STATED GOAL:
Search the material for the string "type" and copy each line where it occurs.

[start INPUT DATA]

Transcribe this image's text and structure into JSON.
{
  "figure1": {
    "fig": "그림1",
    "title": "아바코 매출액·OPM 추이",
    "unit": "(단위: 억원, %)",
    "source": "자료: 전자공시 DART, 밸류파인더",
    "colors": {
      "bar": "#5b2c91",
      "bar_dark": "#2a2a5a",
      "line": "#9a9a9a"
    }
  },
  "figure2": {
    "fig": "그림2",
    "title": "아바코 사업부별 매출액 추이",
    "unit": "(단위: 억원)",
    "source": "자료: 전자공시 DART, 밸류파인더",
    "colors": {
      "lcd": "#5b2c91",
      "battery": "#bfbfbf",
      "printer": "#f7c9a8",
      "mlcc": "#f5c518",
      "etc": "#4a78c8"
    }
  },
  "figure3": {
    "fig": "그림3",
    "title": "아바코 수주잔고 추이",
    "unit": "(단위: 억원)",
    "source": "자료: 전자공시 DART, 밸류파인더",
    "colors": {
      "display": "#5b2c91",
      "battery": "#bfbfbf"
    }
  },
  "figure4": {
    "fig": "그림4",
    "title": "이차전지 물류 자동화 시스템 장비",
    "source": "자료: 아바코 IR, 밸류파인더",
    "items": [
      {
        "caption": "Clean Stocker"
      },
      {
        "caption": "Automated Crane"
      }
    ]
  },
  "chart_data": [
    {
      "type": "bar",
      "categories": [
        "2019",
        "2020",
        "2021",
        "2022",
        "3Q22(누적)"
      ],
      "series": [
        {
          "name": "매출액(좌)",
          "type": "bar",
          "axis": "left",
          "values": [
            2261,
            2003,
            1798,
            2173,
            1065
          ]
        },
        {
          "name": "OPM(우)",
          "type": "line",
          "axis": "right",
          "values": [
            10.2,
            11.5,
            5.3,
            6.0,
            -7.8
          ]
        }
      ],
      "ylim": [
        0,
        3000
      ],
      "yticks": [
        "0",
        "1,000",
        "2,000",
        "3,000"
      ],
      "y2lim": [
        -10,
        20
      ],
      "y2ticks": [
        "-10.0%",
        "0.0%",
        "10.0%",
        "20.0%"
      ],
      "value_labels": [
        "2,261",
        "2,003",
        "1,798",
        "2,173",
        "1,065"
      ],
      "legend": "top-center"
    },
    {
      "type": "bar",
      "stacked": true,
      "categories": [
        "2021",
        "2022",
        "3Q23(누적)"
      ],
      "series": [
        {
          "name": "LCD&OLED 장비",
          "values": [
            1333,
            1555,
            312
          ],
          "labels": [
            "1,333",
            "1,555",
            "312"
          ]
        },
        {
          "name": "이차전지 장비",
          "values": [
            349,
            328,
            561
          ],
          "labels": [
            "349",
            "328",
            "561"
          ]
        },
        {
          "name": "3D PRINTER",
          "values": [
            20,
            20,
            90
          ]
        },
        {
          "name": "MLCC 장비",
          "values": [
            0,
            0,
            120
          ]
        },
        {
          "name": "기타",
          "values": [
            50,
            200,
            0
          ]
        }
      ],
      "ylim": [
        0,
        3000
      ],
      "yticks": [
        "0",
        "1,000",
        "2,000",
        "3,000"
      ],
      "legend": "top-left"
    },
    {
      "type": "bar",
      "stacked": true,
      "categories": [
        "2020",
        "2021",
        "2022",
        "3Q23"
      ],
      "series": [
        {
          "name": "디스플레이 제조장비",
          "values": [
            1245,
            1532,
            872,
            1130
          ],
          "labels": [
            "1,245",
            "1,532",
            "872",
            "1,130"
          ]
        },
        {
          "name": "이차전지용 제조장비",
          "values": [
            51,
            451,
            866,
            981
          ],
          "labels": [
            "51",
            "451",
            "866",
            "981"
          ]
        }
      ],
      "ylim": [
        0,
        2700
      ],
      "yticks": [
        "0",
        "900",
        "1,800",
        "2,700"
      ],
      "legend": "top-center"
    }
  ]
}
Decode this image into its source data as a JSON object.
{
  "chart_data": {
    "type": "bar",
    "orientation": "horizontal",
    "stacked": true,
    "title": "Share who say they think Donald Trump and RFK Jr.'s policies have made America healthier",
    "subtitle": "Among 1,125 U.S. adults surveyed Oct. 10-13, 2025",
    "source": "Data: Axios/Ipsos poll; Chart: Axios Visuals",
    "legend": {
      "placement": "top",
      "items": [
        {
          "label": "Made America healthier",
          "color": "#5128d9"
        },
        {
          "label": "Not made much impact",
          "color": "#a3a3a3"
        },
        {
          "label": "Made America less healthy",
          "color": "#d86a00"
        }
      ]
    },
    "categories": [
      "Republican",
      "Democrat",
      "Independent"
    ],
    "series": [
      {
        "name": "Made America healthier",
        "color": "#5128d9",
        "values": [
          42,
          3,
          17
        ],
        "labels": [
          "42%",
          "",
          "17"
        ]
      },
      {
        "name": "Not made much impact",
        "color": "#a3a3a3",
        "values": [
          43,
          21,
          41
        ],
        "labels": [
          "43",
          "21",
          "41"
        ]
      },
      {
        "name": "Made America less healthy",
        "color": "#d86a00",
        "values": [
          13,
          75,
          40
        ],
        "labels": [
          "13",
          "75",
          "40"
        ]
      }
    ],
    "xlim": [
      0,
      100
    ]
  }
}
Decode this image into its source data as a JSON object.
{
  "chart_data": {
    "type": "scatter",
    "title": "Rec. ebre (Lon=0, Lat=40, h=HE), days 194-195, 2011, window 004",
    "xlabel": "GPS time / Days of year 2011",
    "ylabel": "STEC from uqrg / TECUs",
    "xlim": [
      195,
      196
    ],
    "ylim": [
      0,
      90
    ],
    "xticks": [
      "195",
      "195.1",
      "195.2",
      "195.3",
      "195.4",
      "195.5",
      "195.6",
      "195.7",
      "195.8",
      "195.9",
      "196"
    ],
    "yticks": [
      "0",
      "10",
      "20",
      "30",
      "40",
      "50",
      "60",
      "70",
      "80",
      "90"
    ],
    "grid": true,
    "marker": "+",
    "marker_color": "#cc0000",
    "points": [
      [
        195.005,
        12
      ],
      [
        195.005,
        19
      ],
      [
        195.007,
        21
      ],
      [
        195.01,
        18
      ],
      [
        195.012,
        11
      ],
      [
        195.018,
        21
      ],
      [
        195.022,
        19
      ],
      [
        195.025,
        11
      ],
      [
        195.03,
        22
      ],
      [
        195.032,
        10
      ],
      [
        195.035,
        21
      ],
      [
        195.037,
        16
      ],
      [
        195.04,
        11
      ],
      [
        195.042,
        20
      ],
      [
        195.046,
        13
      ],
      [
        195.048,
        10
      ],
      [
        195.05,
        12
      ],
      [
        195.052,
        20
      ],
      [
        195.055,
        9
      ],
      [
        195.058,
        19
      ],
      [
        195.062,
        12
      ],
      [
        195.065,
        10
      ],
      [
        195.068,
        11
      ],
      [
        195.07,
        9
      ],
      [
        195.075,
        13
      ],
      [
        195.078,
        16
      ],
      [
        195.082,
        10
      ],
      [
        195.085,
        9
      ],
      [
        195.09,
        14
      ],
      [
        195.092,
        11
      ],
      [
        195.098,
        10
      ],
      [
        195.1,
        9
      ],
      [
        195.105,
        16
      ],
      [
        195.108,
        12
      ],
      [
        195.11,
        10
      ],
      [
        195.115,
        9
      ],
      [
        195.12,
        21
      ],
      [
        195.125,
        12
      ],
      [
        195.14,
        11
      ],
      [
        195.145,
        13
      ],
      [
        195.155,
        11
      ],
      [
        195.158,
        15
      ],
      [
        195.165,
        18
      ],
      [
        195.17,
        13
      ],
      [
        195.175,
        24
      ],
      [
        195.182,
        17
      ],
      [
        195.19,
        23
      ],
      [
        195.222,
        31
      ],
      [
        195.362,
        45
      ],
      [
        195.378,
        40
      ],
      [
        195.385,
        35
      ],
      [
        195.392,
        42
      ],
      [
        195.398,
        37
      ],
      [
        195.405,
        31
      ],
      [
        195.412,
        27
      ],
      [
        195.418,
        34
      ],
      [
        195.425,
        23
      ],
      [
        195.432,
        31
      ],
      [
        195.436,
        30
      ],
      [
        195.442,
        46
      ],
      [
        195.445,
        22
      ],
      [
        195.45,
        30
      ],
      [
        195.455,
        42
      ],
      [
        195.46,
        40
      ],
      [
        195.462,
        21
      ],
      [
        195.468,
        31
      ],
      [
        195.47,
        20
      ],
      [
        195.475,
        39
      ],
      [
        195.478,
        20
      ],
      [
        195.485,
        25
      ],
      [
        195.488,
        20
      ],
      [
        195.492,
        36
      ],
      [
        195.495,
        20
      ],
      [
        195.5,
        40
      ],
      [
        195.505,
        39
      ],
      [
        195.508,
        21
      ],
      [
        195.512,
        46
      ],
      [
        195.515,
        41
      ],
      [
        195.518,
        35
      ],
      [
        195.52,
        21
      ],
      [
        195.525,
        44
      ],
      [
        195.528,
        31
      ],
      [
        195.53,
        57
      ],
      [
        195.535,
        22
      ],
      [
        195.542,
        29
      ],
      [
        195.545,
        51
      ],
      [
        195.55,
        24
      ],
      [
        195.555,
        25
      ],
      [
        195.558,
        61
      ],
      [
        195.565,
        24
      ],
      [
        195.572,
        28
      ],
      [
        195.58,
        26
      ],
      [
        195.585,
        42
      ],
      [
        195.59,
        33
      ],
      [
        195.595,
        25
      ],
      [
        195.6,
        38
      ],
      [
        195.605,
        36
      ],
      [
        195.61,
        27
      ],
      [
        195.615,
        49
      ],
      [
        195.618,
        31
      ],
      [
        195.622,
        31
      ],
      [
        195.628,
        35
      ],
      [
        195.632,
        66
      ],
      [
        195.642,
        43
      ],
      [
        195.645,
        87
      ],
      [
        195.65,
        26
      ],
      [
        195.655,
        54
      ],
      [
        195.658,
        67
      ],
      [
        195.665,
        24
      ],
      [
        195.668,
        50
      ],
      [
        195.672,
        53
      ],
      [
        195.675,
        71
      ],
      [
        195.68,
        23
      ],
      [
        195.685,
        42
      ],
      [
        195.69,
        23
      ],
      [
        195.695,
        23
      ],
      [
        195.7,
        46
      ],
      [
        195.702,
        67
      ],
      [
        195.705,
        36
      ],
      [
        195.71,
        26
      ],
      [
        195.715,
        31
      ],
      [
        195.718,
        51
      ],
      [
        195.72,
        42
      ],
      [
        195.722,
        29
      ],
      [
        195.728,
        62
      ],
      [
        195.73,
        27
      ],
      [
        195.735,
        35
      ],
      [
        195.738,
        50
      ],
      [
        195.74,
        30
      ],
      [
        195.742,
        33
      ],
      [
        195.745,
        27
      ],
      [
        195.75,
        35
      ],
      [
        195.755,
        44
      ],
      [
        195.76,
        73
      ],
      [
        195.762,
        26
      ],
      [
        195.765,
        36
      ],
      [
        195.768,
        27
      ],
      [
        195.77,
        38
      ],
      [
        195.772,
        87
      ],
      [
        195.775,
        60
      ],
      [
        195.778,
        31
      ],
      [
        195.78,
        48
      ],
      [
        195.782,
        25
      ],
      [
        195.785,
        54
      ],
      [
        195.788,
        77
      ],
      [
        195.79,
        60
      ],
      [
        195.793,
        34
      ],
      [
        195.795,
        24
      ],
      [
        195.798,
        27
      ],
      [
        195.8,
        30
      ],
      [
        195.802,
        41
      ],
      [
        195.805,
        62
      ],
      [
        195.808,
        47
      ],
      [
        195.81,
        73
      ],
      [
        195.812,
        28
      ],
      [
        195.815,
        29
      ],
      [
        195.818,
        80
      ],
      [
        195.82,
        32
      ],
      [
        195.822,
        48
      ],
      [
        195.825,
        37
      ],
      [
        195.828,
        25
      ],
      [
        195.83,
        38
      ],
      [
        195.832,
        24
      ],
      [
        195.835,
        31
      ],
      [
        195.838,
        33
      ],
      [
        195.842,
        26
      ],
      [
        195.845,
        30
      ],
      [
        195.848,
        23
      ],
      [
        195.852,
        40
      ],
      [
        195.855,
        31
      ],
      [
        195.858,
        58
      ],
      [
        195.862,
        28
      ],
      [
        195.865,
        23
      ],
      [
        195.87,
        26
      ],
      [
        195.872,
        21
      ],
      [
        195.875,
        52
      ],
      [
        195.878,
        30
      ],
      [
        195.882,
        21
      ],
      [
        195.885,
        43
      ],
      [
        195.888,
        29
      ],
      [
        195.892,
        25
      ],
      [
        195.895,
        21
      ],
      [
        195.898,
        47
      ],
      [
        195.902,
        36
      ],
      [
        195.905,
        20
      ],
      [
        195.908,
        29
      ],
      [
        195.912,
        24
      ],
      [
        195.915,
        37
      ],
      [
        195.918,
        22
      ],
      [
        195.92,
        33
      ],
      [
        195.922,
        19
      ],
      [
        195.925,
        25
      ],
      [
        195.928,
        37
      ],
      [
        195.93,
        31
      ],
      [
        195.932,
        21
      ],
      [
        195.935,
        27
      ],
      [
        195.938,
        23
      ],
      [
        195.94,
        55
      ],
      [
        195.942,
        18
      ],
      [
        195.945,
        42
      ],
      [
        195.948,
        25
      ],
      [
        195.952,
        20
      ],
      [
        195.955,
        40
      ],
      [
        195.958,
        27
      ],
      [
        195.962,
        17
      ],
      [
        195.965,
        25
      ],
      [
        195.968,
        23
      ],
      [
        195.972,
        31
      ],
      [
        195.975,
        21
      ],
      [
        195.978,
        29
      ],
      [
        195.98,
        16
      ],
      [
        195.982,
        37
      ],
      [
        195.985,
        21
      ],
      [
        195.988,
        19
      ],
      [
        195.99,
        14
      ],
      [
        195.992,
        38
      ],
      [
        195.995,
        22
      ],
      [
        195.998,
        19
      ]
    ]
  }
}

[end INPUT DATA]

OUTPUT:
      "type": "bar",
          "type": "bar",
          "type": "line",
      "type": "bar",
      "type": "bar",
    "type": "bar",
    "type": "scatter",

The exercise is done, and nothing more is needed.